**WHAT IS ASKED**
Which lines hold the word "overview"? Copy each of them from the material.

Excerpt from a dataset

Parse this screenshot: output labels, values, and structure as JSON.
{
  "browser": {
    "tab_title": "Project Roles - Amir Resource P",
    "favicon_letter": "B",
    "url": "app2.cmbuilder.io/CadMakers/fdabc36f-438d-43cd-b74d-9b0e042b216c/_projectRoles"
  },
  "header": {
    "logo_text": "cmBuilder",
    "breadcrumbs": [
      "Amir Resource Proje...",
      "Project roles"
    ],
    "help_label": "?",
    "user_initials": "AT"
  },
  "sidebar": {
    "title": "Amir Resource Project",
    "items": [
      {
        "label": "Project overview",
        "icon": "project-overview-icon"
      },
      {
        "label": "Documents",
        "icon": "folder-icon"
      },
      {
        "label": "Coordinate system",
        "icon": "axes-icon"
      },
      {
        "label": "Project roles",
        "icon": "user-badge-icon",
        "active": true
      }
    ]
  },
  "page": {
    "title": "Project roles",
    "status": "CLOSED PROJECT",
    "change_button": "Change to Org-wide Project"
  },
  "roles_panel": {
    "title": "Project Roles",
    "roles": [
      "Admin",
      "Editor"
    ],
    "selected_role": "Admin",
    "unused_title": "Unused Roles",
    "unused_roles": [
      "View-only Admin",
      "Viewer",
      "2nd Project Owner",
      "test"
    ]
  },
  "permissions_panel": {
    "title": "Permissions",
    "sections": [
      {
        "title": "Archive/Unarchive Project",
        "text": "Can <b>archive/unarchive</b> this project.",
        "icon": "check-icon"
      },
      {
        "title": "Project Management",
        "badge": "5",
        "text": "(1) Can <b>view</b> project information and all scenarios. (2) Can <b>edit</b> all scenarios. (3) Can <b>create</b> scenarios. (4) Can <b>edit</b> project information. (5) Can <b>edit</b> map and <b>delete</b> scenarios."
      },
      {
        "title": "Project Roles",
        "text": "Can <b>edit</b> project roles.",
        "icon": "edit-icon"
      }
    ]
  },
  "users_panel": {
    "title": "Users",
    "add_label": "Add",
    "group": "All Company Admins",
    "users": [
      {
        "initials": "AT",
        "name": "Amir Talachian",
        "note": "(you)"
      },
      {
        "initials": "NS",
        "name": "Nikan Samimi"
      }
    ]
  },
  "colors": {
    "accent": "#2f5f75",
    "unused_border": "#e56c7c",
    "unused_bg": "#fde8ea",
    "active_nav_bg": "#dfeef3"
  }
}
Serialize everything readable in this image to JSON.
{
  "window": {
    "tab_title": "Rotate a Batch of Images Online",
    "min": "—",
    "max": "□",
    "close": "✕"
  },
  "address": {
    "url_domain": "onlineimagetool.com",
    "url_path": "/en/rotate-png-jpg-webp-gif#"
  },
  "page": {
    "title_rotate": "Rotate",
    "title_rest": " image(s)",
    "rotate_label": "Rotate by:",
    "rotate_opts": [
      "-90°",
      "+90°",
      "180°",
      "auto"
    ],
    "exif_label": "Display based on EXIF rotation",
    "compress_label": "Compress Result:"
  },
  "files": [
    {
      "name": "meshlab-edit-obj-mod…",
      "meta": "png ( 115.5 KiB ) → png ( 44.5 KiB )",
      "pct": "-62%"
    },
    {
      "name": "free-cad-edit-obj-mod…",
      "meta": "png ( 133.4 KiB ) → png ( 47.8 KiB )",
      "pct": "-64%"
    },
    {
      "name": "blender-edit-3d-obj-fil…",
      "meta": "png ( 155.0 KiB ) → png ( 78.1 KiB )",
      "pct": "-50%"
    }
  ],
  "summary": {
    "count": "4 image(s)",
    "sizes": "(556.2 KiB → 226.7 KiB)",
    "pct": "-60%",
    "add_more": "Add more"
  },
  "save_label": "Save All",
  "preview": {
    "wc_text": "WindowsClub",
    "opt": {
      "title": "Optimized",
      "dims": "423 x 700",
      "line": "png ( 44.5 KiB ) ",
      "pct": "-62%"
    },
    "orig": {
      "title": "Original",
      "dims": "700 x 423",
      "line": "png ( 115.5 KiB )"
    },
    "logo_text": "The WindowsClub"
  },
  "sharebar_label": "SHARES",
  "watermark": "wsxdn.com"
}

**COMPLETED TASK**
        "label": "Project overview",
        "icon": "project-overview-icon"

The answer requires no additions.